DESCRIPTION OF THE TASK
Please render every line of the material below as a Markdown table with the columns Row and Line, numbering each row and leaving out blank lines.
═════ LISTING ═════
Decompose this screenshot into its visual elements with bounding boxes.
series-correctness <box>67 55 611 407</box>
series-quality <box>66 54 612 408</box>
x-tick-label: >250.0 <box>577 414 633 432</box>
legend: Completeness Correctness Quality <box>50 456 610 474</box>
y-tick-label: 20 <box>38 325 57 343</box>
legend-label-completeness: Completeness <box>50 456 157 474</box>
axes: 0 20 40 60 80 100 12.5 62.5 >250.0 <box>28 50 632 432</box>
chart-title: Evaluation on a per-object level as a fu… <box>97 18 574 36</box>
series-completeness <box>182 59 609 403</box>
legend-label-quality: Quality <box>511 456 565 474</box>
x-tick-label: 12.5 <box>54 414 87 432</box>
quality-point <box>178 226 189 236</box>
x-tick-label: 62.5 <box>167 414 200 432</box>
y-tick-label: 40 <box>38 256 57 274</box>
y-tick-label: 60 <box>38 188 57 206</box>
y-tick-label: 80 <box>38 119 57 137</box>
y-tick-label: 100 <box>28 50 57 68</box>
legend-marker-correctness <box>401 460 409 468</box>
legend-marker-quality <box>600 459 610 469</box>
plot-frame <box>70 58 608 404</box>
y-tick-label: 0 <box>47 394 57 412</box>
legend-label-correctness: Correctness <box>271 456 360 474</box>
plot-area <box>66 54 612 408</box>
═════
ANSWER IN FULL
| Row | Line |
|---|---|
| 1 | Decompose this screenshot into its visual elements with bounding boxes. |
| 2 | series-correctness <box>67 55 611 407</box> |
| 3 | series-quality <box>66 54 612 408</box> |
| 4 | x-tick-label: >250.0 <box>577 414 633 432</box> |
| 5 | legend: Completeness Correctness Quality <box>50 456 610 474</box> |
| 6 | y-tick-label: 20 <box>38 325 57 343</box> |
| 7 | legend-label-completeness: Completeness <box>50 456 157 474</box> |
| 8 | axes: 0 20 40 60 80 100 12.5 62.5 >250.0 <box>28 50 632 432</box> |
| 9 | chart-title: Evaluation on a per-object level as a fu… <box>97 18 574 36</box> |
| 10 | series-completeness <box>182 59 609 403</box> |
| 11 | legend-label-quality: Quality <box>511 456 565 474</box> |
| 12 | x-tick-label: 12.5 <box>54 414 87 432</box> |
| 13 | quality-point <box>178 226 189 236</box> |
| 14 | x-tick-label: 62.5 <box>167 414 200 432</box> |
| 15 | y-tick-label: 40 <box>38 256 57 274</box> |
| 16 | y-tick-label: 60 <box>38 188 57 206</box> |
| 17 | y-tick-label: 80 <box>38 119 57 137</box> |
| 18 | y-tick-label: 100 <box>28 50 57 68</box> |
| 19 | legend-marker-correctness <box>401 460 409 468</box> |
| 20 | legend-marker-quality <box>600 459 610 469</box> |
| 21 | plot-frame <box>70 58 608 404</box> |
| 22 | y-tick-label: 0 <box>47 394 57 412</box> |
| 23 | legend-label-correctness: Correctness <box>271 456 360 474</box> |
| 24 | plot-area <box>66 54 612 408</box> |